### WHAT YOU SHOULD DO
Reproduce the material in full, unchanged.

### SOURCE MATERIAL
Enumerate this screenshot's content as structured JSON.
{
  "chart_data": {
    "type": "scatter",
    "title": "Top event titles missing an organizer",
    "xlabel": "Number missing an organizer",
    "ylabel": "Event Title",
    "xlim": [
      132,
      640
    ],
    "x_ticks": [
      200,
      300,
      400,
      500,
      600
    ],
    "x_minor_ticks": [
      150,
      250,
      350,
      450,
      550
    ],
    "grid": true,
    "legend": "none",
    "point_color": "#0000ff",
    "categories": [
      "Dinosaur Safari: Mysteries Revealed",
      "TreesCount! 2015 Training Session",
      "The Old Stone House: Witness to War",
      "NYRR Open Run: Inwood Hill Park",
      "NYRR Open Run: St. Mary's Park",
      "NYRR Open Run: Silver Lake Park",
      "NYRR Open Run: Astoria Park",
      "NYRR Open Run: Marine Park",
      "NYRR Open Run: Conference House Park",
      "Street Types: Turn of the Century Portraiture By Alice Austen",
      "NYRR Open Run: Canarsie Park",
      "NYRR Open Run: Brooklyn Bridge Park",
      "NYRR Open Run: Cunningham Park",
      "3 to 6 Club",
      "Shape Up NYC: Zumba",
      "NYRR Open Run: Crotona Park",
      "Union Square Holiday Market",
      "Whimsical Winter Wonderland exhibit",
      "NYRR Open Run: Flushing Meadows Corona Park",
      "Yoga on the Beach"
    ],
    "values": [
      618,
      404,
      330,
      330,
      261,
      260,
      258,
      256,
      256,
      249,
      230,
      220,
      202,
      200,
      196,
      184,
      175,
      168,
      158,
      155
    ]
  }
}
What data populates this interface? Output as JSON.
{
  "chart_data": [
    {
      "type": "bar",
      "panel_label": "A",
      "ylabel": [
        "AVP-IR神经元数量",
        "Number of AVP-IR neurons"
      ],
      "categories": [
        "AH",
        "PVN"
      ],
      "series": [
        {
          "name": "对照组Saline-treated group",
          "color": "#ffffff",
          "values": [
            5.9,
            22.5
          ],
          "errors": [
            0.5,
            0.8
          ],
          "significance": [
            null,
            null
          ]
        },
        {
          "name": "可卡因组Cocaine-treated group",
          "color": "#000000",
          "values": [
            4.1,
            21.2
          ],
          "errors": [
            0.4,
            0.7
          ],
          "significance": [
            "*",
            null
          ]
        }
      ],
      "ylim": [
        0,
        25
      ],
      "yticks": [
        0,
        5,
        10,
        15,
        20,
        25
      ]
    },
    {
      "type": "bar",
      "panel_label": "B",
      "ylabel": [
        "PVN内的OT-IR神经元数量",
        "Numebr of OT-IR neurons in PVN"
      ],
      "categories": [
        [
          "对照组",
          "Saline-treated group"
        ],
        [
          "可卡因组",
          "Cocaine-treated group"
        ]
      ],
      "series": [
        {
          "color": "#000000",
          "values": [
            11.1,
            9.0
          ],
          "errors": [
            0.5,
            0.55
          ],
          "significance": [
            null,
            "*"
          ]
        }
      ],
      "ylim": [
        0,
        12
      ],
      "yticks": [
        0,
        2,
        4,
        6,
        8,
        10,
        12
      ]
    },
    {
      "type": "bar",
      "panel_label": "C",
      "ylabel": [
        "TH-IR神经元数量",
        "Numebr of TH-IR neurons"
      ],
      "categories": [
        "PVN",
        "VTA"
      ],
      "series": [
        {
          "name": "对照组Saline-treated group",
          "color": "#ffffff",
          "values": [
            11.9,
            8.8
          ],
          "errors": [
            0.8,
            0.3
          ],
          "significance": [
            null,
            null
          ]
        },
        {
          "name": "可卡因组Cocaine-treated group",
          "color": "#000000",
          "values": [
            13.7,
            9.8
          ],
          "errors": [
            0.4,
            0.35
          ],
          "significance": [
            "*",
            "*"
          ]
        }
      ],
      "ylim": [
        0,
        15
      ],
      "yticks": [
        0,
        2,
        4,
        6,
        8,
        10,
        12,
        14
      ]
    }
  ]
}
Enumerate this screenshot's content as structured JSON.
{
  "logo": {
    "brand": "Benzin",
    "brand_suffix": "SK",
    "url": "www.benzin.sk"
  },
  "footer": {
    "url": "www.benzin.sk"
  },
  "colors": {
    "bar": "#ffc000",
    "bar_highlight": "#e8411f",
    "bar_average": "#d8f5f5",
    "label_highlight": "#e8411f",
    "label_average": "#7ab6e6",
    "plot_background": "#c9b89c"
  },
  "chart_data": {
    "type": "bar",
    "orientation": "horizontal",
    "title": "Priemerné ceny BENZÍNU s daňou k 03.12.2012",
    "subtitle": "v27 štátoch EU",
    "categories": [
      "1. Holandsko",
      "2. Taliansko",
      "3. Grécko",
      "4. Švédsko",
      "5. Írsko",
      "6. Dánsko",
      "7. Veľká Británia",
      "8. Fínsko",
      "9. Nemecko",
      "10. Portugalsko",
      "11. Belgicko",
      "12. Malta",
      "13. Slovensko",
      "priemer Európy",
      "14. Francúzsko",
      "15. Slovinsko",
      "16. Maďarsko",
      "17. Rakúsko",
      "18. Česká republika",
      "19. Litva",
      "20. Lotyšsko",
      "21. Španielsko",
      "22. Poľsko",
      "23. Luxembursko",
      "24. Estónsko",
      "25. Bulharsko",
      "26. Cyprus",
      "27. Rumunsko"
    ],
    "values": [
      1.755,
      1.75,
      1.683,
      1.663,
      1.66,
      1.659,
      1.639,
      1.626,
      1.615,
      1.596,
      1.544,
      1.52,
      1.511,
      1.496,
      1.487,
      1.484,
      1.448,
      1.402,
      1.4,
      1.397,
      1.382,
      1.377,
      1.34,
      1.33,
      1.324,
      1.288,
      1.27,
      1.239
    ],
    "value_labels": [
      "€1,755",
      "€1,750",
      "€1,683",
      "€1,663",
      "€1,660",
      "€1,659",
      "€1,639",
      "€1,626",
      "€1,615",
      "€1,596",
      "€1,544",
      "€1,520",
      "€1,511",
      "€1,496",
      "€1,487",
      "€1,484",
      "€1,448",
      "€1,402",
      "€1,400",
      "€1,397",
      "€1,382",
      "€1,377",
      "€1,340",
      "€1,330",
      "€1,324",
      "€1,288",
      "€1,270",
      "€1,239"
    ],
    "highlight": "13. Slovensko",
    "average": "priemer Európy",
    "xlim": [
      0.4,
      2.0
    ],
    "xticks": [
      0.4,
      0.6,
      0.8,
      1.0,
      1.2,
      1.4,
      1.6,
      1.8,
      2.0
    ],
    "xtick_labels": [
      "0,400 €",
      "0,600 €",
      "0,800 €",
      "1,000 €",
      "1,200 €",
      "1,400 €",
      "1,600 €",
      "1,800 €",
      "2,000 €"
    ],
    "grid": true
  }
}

### EXERCISE RESPONSE
Enumerate this screenshot's content as structured JSON.
{
  "chart_data": {
    "type": "scatter",
    "title": "Top event titles missing an organizer",
    "xlabel": "Number missing an organizer",
    "ylabel": "Event Title",
    "xlim": [
      132,
      640
    ],
    "x_ticks": [
      200,
      300,
      400,
      500,
      600
    ],
    "x_minor_ticks": [
      150,
      250,
      350,
      450,
      550
    ],
    "grid": true,
    "legend": "none",
    "point_color": "#0000ff",
    "categories": [
      "Dinosaur Safari: Mysteries Revealed",
      "TreesCount! 2015 Training Session",
      "The Old Stone House: Witness to War",
      "NYRR Open Run: Inwood Hill Park",
      "NYRR Open Run: St. Mary's Park",
      "NYRR Open Run: Silver Lake Park",
      "NYRR Open Run: Astoria Park",
      "NYRR Open Run: Marine Park",
      "NYRR Open Run: Conference House Park",
      "Street Types: Turn of the Century Portraiture By Alice Austen",
      "NYRR Open Run: Canarsie Park",
      "NYRR Open Run: Brooklyn Bridge Park",
      "NYRR Open Run: Cunningham Park",
      "3 to 6 Club",
      "Shape Up NYC: Zumba",
      "NYRR Open Run: Crotona Park",
      "Union Square Holiday Market",
      "Whimsical Winter Wonderland exhibit",
      "NYRR Open Run: Flushing Meadows Corona Park",
      "Yoga on the Beach"
    ],
    "values": [
      618,
      404,
      330,
      330,
      261,
      260,
      258,
      256,
      256,
      249,
      230,
      220,
      202,
      200,
      196,
      184,
      175,
      168,
      158,
      155
    ]
  }
}
What data populates this interface? Output as JSON.
{
  "chart_data": [
    {
      "type": "bar",
      "panel_label": "A",
      "ylabel": [
        "AVP-IR神经元数量",
        "Number of AVP-IR neurons"
      ],
      "categories": [
        "AH",
        "PVN"
      ],
      "series": [
        {
          "name": "对照组Saline-treated group",
          "color": "#ffffff",
          "values": [
            5.9,
            22.5
          ],
          "errors": [
            0.5,
            0.8
          ],
          "significance": [
            null,
            null
          ]
        },
        {
          "name": "可卡因组Cocaine-treated group",
          "color": "#000000",
          "values": [
            4.1,
            21.2
          ],
          "errors": [
            0.4,
            0.7
          ],
          "significance": [
            "*",
            null
          ]
        }
      ],
      "ylim": [
        0,
        25
      ],
      "yticks": [
        0,
        5,
        10,
        15,
        20,
        25
      ]
    },
    {
      "type": "bar",
      "panel_label": "B",
      "ylabel": [
        "PVN内的OT-IR神经元数量",
        "Numebr of OT-IR neurons in PVN"
      ],
      "categories": [
        [
          "对照组",
          "Saline-treated group"
        ],
        [
          "可卡因组",
          "Cocaine-treated group"
        ]
      ],
      "series": [
        {
          "color": "#000000",
          "values": [
            11.1,
            9.0
          ],
          "errors": [
            0.5,
            0.55
          ],
          "significance": [
            null,
            "*"
          ]
        }
      ],
      "ylim": [
        0,
        12
      ],
      "yticks": [
        0,
        2,
        4,
        6,
        8,
        10,
        12
      ]
    },
    {
      "type": "bar",
      "panel_label": "C",
      "ylabel": [
        "TH-IR神经元数量",
        "Numebr of TH-IR neurons"
      ],
      "categories": [
        "PVN",
        "VTA"
      ],
      "series": [
        {
          "name": "对照组Saline-treated group",
          "color": "#ffffff",
          "values": [
            11.9,
            8.8
          ],
          "errors": [
            0.8,
            0.3
          ],
          "significance": [
            null,
            null
          ]
        },
        {
          "name": "可卡因组Cocaine-treated group",
          "color": "#000000",
          "values": [
            13.7,
            9.8
          ],
          "errors": [
            0.4,
            0.35
          ],
          "significance": [
            "*",
            "*"
          ]
        }
      ],
      "ylim": [
        0,
        15
      ],
      "yticks": [
        0,
        2,
        4,
        6,
        8,
        10,
        12,
        14
      ]
    }
  ]
}
Enumerate this screenshot's content as structured JSON.
{
  "logo": {
    "brand": "Benzin",
    "brand_suffix": "SK",
    "url": "www.benzin.sk"
  },
  "footer": {
    "url": "www.benzin.sk"
  },
  "colors": {
    "bar": "#ffc000",
    "bar_highlight": "#e8411f",
    "bar_average": "#d8f5f5",
    "label_highlight": "#e8411f",
    "label_average": "#7ab6e6",
    "plot_background": "#c9b89c"
  },
  "chart_data": {
    "type": "bar",
    "orientation": "horizontal",
    "title": "Priemerné ceny BENZÍNU s daňou k 03.12.2012",
    "subtitle": "v27 štátoch EU",
    "categories": [
      "1. Holandsko",
      "2. Taliansko",
      "3. Grécko",
      "4. Švédsko",
      "5. Írsko",
      "6. Dánsko",
      "7. Veľká Británia",
      "8. Fínsko",
      "9. Nemecko",
      "10. Portugalsko",
      "11. Belgicko",
      "12. Malta",
      "13. Slovensko",
      "priemer Európy",
      "14. Francúzsko",
      "15. Slovinsko",
      "16. Maďarsko",
      "17. Rakúsko",
      "18. Česká republika",
      "19. Litva",
      "20. Lotyšsko",
      "21. Španielsko",
      "22. Poľsko",
      "23. Luxembursko",
      "24. Estónsko",
      "25. Bulharsko",
      "26. Cyprus",
      "27. Rumunsko"
    ],
    "values": [
      1.755,
      1.75,
      1.683,
      1.663,
      1.66,
      1.659,
      1.639,
      1.626,
      1.615,
      1.596,
      1.544,
      1.52,
      1.511,
      1.496,
      1.487,
      1.484,
      1.448,
      1.402,
      1.4,
      1.397,
      1.382,
      1.377,
      1.34,
      1.33,
      1.324,
      1.288,
      1.27,
      1.239
    ],
    "value_labels": [
      "€1,755",
      "€1,750",
      "€1,683",
      "€1,663",
      "€1,660",
      "€1,659",
      "€1,639",
      "€1,626",
      "€1,615",
      "€1,596",
      "€1,544",
      "€1,520",
      "€1,511",
      "€1,496",
      "€1,487",
      "€1,484",
      "€1,448",
      "€1,402",
      "€1,400",
      "€1,397",
      "€1,382",
      "€1,377",
      "€1,340",
      "€1,330",
      "€1,324",
      "€1,288",
      "€1,270",
      "€1,239"
    ],
    "highlight": "13. Slovensko",
    "average": "priemer Európy",
    "xlim": [
      0.4,
      2.0
    ],
    "xticks": [
      0.4,
      0.6,
      0.8,
      1.0,
      1.2,
      1.4,
      1.6,
      1.8,
      2.0
    ],
    "xtick_labels": [
      "0,400 €",
      "0,600 €",
      "0,800 €",
      "1,000 €",
      "1,200 €",
      "1,400 €",
      "1,600 €",
      "1,800 €",
      "2,000 €"
    ],
    "grid": true
  }
}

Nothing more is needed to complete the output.